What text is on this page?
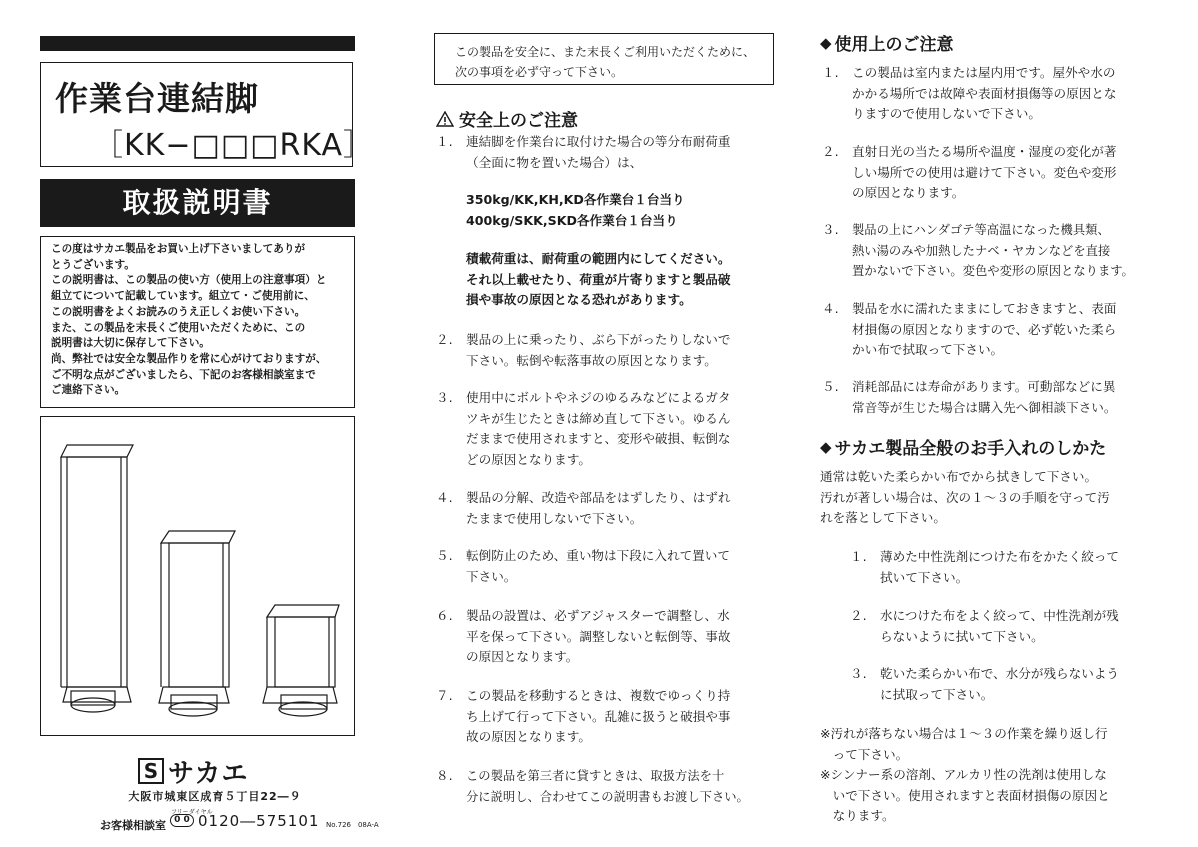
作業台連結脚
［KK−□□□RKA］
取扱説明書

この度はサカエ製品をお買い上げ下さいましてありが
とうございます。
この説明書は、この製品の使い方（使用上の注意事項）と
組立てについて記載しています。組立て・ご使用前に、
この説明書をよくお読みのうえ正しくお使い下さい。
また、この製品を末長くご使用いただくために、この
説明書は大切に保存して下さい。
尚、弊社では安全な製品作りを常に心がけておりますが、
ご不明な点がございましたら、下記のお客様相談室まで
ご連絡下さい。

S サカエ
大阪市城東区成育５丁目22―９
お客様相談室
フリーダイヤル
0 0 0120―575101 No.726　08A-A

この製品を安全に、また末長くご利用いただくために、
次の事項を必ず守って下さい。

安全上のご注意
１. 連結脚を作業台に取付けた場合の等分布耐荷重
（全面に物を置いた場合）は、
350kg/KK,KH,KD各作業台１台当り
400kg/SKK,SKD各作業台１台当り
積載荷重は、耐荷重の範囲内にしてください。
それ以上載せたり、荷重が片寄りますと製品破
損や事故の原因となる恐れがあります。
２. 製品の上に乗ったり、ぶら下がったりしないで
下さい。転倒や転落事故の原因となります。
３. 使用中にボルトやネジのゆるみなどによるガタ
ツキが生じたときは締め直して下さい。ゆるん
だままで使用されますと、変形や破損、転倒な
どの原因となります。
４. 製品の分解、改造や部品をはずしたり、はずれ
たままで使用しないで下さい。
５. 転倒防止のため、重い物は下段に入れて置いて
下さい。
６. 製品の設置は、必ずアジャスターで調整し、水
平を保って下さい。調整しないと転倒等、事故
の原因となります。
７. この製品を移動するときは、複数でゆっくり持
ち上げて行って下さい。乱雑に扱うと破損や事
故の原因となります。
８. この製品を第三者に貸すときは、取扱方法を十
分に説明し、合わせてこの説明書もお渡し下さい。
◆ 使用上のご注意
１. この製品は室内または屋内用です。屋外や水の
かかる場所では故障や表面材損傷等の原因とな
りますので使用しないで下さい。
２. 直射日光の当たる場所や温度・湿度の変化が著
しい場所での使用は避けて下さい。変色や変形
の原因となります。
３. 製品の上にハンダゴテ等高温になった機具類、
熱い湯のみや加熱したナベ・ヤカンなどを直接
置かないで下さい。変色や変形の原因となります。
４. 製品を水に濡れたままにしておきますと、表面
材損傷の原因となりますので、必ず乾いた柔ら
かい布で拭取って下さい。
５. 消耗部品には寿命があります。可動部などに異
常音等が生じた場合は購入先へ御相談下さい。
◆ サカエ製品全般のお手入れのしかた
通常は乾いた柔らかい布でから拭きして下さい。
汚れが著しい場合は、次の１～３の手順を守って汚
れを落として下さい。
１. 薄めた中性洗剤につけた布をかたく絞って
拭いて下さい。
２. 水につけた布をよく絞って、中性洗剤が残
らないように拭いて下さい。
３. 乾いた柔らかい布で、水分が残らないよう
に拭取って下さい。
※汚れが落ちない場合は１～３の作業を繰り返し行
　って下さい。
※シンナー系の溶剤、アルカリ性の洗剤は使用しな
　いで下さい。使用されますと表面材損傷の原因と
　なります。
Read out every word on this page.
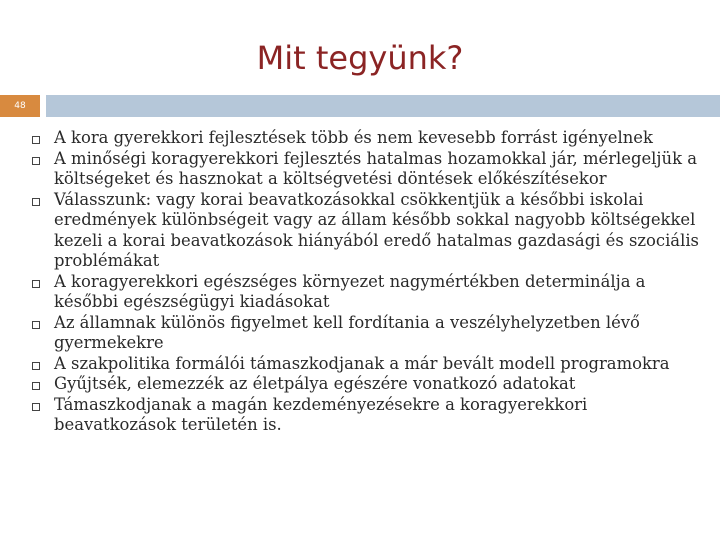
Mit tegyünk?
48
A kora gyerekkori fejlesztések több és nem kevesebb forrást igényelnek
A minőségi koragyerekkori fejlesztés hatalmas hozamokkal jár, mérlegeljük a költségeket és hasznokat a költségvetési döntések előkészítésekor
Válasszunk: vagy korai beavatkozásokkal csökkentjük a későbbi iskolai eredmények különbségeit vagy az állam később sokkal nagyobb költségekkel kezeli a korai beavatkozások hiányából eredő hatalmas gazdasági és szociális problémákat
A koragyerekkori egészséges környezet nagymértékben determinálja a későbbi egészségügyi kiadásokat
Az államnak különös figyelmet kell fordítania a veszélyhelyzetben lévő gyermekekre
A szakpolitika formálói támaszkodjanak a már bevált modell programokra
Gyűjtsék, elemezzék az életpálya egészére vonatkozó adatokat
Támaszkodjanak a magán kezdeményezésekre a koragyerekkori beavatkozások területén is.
-- -- --
WHAT IS EXPECTED
Copy the listing in full and without alteration, omitting every picture.

FULL OUTPUT
What text is on this page?
作業台連結脚
［KK−□□□RKA］
取扱説明書

この度はサカエ製品をお買い上げ下さいましてありが
とうございます。
この説明書は、この製品の使い方（使用上の注意事項）と
組立てについて記載しています。組立て・ご使用前に、
この説明書をよくお読みのうえ正しくお使い下さい。
また、この製品を末長くご使用いただくために、この
説明書は大切に保存して下さい。
尚、弊社では安全な製品作りを常に心がけておりますが、
ご不明な点がございましたら、下記のお客様相談室まで
ご連絡下さい。

S サカエ
大阪市城東区成育５丁目22―９
お客様相談室
フリーダイヤル
0 0 0120―575101 No.726　08A-A

この製品を安全に、また末長くご利用いただくために、
次の事項を必ず守って下さい。

安全上のご注意
１. 連結脚を作業台に取付けた場合の等分布耐荷重
（全面に物を置いた場合）は、
350kg/KK,KH,KD各作業台１台当り
400kg/SKK,SKD各作業台１台当り
積載荷重は、耐荷重の範囲内にしてください。
それ以上載せたり、荷重が片寄りますと製品破
損や事故の原因となる恐れがあります。
２. 製品の上に乗ったり、ぶら下がったりしないで
下さい。転倒や転落事故の原因となります。
３. 使用中にボルトやネジのゆるみなどによるガタ
ツキが生じたときは締め直して下さい。ゆるん
だままで使用されますと、変形や破損、転倒な
どの原因となります。
４. 製品の分解、改造や部品をはずしたり、はずれ
たままで使用しないで下さい。
５. 転倒防止のため、重い物は下段に入れて置いて
下さい。
６. 製品の設置は、必ずアジャスターで調整し、水
平を保って下さい。調整しないと転倒等、事故
の原因となります。
７. この製品を移動するときは、複数でゆっくり持
ち上げて行って下さい。乱雑に扱うと破損や事
故の原因となります。
８. この製品を第三者に貸すときは、取扱方法を十
分に説明し、合わせてこの説明書もお渡し下さい。
◆ 使用上のご注意
１. この製品は室内または屋内用です。屋外や水の
かかる場所では故障や表面材損傷等の原因とな
りますので使用しないで下さい。
２. 直射日光の当たる場所や温度・湿度の変化が著
しい場所での使用は避けて下さい。変色や変形
の原因となります。
３. 製品の上にハンダゴテ等高温になった機具類、
熱い湯のみや加熱したナベ・ヤカンなどを直接
置かないで下さい。変色や変形の原因となります。
４. 製品を水に濡れたままにしておきますと、表面
材損傷の原因となりますので、必ず乾いた柔ら
かい布で拭取って下さい。
５. 消耗部品には寿命があります。可動部などに異
常音等が生じた場合は購入先へ御相談下さい。
◆ サカエ製品全般のお手入れのしかた
通常は乾いた柔らかい布でから拭きして下さい。
汚れが著しい場合は、次の１～３の手順を守って汚
れを落として下さい。
１. 薄めた中性洗剤につけた布をかたく絞って
拭いて下さい。
２. 水につけた布をよく絞って、中性洗剤が残
らないように拭いて下さい。
３. 乾いた柔らかい布で、水分が残らないよう
に拭取って下さい。
※汚れが落ちない場合は１～３の作業を繰り返し行
　って下さい。
※シンナー系の溶剤、アルカリ性の洗剤は使用しな
　いで下さい。使用されますと表面材損傷の原因と
　なります。
Read out every word on this page.
Mit tegyünk?
48
A kora gyerekkori fejlesztések több és nem kevesebb forrást igényelnek
A minőségi koragyerekkori fejlesztés hatalmas hozamokkal jár, mérlegeljük a költségeket és hasznokat a költségvetési döntések előkészítésekor
Válasszunk: vagy korai beavatkozásokkal csökkentjük a későbbi iskolai eredmények különbségeit vagy az állam később sokkal nagyobb költségekkel kezeli a korai beavatkozások hiányából eredő hatalmas gazdasági és szociális problémákat
A koragyerekkori egészséges környezet nagymértékben determinálja a későbbi egészségügyi kiadásokat
Az államnak különös figyelmet kell fordítania a veszélyhelyzetben lévő gyermekekre
A szakpolitika formálói támaszkodjanak a már bevált modell programokra
Gyűjtsék, elemezzék az életpálya egészére vonatkozó adatokat
Támaszkodjanak a magán kezdeményezésekre a koragyerekkori beavatkozások területén is.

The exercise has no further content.